----- Data for this exercise

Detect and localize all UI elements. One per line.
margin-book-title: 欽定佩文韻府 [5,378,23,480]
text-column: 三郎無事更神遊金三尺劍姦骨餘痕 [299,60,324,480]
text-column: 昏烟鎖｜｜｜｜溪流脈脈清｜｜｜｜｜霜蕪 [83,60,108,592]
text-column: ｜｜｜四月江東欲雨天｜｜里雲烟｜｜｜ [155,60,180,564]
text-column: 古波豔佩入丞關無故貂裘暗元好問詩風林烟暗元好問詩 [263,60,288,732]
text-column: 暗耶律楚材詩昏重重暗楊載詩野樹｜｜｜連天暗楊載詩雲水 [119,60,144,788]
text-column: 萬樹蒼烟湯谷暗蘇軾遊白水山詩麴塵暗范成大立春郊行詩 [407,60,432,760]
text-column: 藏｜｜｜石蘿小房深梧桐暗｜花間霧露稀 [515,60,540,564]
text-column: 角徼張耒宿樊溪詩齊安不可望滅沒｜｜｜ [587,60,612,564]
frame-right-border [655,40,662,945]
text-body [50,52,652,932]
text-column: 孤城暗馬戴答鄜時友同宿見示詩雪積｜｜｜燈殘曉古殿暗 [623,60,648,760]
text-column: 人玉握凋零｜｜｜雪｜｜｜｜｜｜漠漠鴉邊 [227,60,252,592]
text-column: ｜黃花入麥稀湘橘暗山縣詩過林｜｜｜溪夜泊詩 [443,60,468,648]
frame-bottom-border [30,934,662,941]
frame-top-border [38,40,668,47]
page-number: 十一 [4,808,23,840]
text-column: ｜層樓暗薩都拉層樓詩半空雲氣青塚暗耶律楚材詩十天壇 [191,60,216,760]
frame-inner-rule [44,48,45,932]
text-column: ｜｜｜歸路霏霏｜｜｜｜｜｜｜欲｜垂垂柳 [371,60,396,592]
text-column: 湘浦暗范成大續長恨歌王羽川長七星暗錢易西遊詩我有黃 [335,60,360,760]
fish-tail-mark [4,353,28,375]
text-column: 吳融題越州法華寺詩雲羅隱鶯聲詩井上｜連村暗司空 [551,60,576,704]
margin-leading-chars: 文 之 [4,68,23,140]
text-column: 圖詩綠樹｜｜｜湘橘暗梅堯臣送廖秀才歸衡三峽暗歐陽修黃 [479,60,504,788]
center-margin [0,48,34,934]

----------

Work instructions: Write out the rows above again, replacing every "text-column" with "vertical-text-line" and changing nothing else.

Solution to the problem:
Detect and localize all UI elements. One per line.
margin-book-title: 欽定佩文韻府 [5,378,23,480]
vertical-text-line: 三郎無事更神遊金三尺劍姦骨餘痕 [299,60,324,480]
vertical-text-line: 昏烟鎖｜｜｜｜溪流脈脈清｜｜｜｜｜霜蕪 [83,60,108,592]
vertical-text-line: ｜｜｜四月江東欲雨天｜｜里雲烟｜｜｜ [155,60,180,564]
vertical-text-line: 古波豔佩入丞關無故貂裘暗元好問詩風林烟暗元好問詩 [263,60,288,732]
vertical-text-line: 暗耶律楚材詩昏重重暗楊載詩野樹｜｜｜連天暗楊載詩雲水 [119,60,144,788]
vertical-text-line: 萬樹蒼烟湯谷暗蘇軾遊白水山詩麴塵暗范成大立春郊行詩 [407,60,432,760]
vertical-text-line: 藏｜｜｜石蘿小房深梧桐暗｜花間霧露稀 [515,60,540,564]
vertical-text-line: 角徼張耒宿樊溪詩齊安不可望滅沒｜｜｜ [587,60,612,564]
frame-right-border [655,40,662,945]
text-body [50,52,652,932]
vertical-text-line: 孤城暗馬戴答鄜時友同宿見示詩雪積｜｜｜燈殘曉古殿暗 [623,60,648,760]
vertical-text-line: 人玉握凋零｜｜｜雪｜｜｜｜｜｜漠漠鴉邊 [227,60,252,592]
vertical-text-line: ｜黃花入麥稀湘橘暗山縣詩過林｜｜｜溪夜泊詩 [443,60,468,648]
frame-bottom-border [30,934,662,941]
frame-top-border [38,40,668,47]
page-number: 十一 [4,808,23,840]
vertical-text-line: ｜層樓暗薩都拉層樓詩半空雲氣青塚暗耶律楚材詩十天壇 [191,60,216,760]
frame-inner-rule [44,48,45,932]
vertical-text-line: ｜｜｜歸路霏霏｜｜｜｜｜｜｜欲｜垂垂柳 [371,60,396,592]
vertical-text-line: 湘浦暗范成大續長恨歌王羽川長七星暗錢易西遊詩我有黃 [335,60,360,760]
fish-tail-mark [4,353,28,375]
vertical-text-line: 吳融題越州法華寺詩雲羅隱鶯聲詩井上｜連村暗司空 [551,60,576,704]
margin-leading-chars: 文 之 [4,68,23,140]
vertical-text-line: 圖詩綠樹｜｜｜湘橘暗梅堯臣送廖秀才歸衡三峽暗歐陽修黃 [479,60,504,788]
center-margin [0,48,34,934]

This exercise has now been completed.